PROBLEM DESCRIPTION
Copy every line of the data that contains the string "title".

RECORD EXTRACTS

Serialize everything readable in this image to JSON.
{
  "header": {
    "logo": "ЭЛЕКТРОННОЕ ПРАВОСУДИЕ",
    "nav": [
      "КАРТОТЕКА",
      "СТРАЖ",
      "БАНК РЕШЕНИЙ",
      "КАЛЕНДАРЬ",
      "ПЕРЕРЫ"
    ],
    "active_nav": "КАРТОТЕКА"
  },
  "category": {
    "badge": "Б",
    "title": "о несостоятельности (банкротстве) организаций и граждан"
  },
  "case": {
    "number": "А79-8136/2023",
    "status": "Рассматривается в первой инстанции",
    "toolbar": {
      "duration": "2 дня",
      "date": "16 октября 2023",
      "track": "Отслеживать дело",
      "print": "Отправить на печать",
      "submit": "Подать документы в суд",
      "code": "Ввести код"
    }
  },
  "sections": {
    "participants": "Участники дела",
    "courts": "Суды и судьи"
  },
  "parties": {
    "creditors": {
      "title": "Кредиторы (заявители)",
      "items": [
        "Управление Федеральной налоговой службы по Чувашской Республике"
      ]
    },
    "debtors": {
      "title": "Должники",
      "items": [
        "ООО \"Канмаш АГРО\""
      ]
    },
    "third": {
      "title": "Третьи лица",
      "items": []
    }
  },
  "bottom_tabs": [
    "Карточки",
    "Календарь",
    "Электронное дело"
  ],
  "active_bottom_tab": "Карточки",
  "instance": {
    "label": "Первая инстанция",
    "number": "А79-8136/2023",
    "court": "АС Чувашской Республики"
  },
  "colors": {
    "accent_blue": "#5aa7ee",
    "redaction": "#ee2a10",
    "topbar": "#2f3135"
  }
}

CORRECT RESULT
    "title": "о несостоятельности (банкротстве) организаций и граждан"
      "title": "Кредиторы (заявители)",
      "title": "Должники",
      "title": "Третьи лица",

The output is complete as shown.